• [EXERCISE]
Look through the data below. Show each line where the string "Apply" occurs.
<<<<
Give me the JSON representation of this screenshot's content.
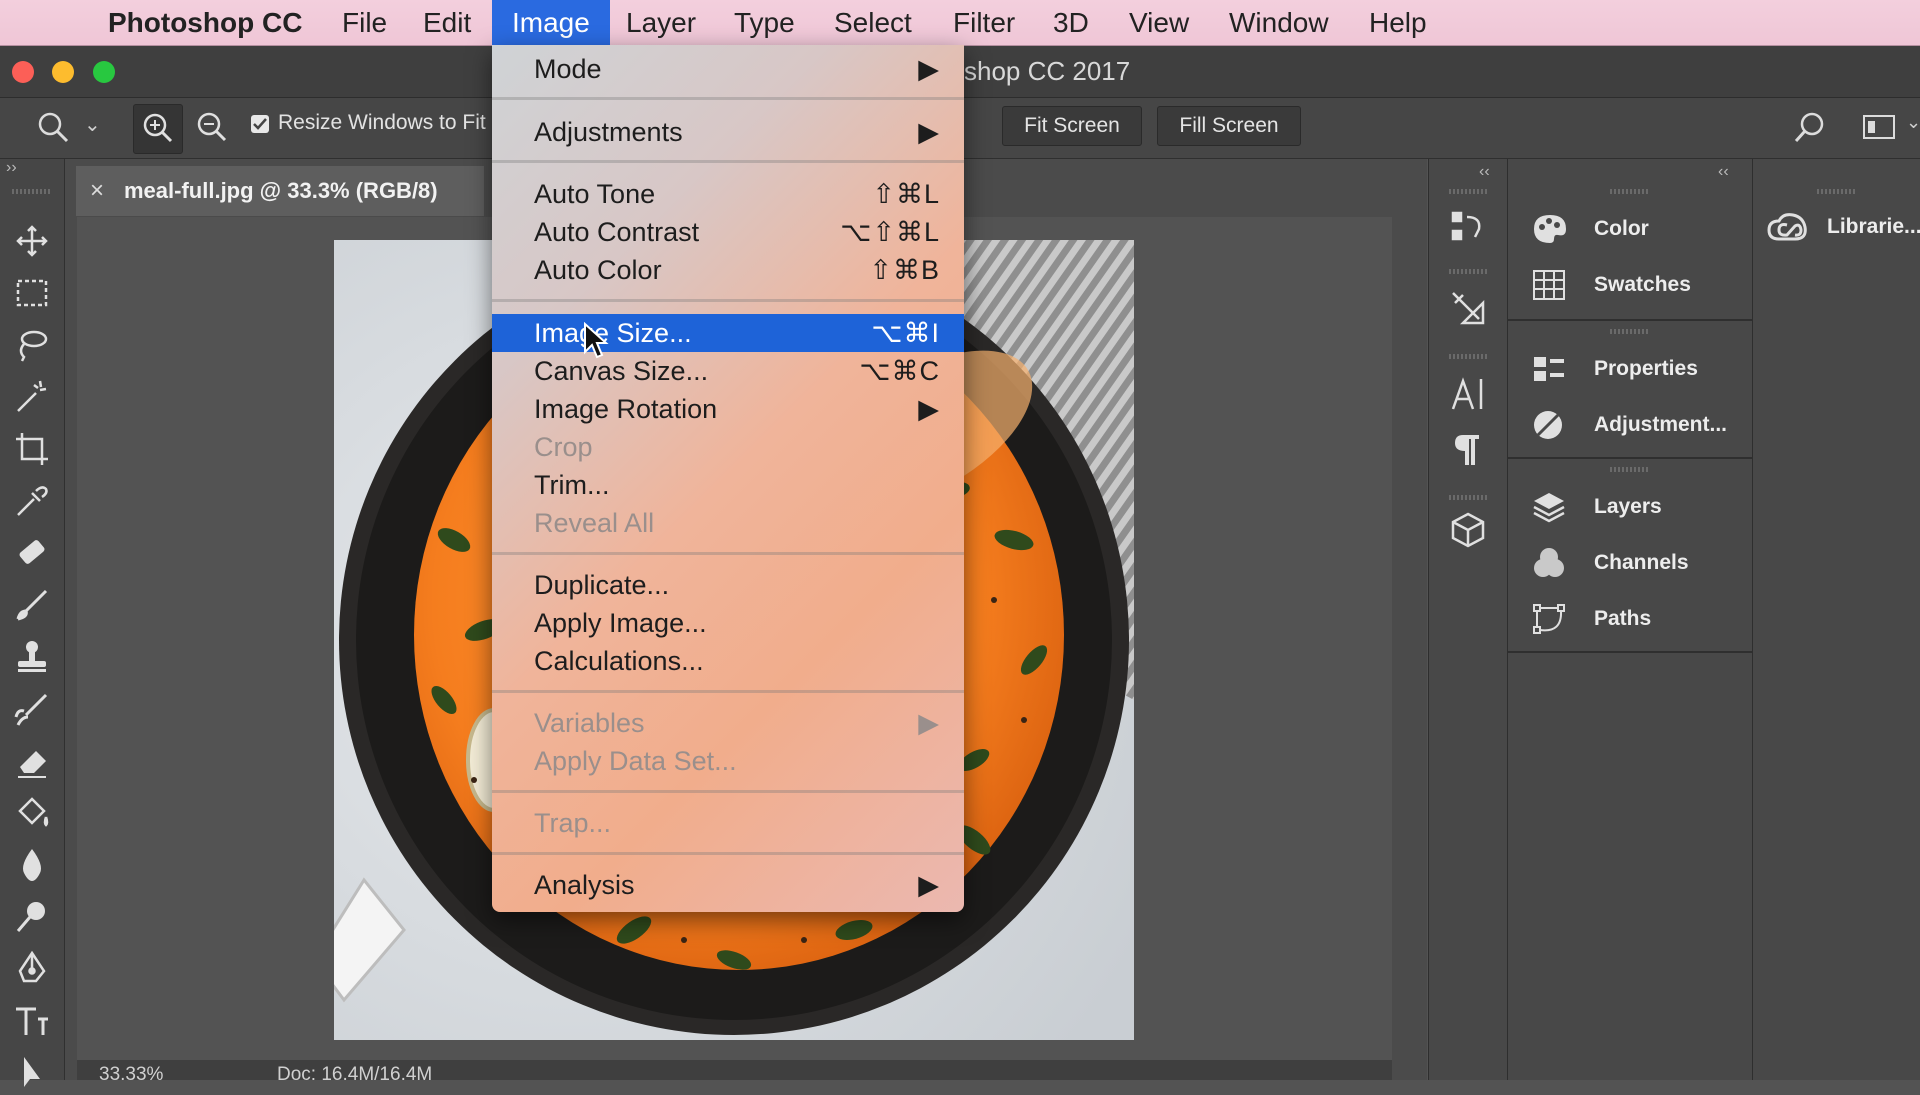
{
  "menubar": {
    "app_name": "Photoshop CC",
    "items": [
      "File",
      "Edit",
      "Image",
      "Layer",
      "Type",
      "Select",
      "Filter",
      "3D",
      "View",
      "Window",
      "Help"
    ],
    "active": "Image"
  },
  "window": {
    "title_partial": "shop CC 2017"
  },
  "options_bar": {
    "resize_label": "Resize Windows to Fit",
    "fit_screen": "Fit Screen",
    "fill_screen": "Fill Screen"
  },
  "document": {
    "tab_label": "meal-full.jpg @ 33.3% (RGB/8)",
    "zoom": "33.33%",
    "doc_info": "Doc: 16.4M/16.4M"
  },
  "image_menu": {
    "mode": "Mode",
    "adjustments": "Adjustments",
    "auto_tone": "Auto Tone",
    "auto_tone_key": "⇧⌘L",
    "auto_contrast": "Auto Contrast",
    "auto_contrast_key": "⌥⇧⌘L",
    "auto_color": "Auto Color",
    "auto_color_key": "⇧⌘B",
    "image_size": "Image Size...",
    "image_size_key": "⌥⌘I",
    "canvas_size": "Canvas Size...",
    "canvas_size_key": "⌥⌘C",
    "image_rotation": "Image Rotation",
    "crop": "Crop",
    "trim": "Trim...",
    "reveal_all": "Reveal All",
    "duplicate": "Duplicate...",
    "apply_image": "Apply Image...",
    "calculations": "Calculations...",
    "variables": "Variables",
    "apply_data_set": "Apply Data Set...",
    "trap": "Trap...",
    "analysis": "Analysis",
    "submenu_arrow": "▶"
  },
  "panels": {
    "color": "Color",
    "swatches": "Swatches",
    "properties": "Properties",
    "adjustments": "Adjustment...",
    "layers": "Layers",
    "channels": "Channels",
    "paths": "Paths",
    "libraries": "Librarie..."
  },
  "glyphs": {
    "apple": "",
    "close_tab": "×",
    "collapse": "‹‹",
    "expand": "››",
    "chevron": "⌄"
  },
  "colors": {
    "menu_highlight": "#1e63d8",
    "menubar_bg": "#efc6d6",
    "app_bg": "#535353"
  }
}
>>>>
• [ANSWER IN FULL]
    "apply_image": "Apply Image...",
    "apply_data_set": "Apply Data Set...",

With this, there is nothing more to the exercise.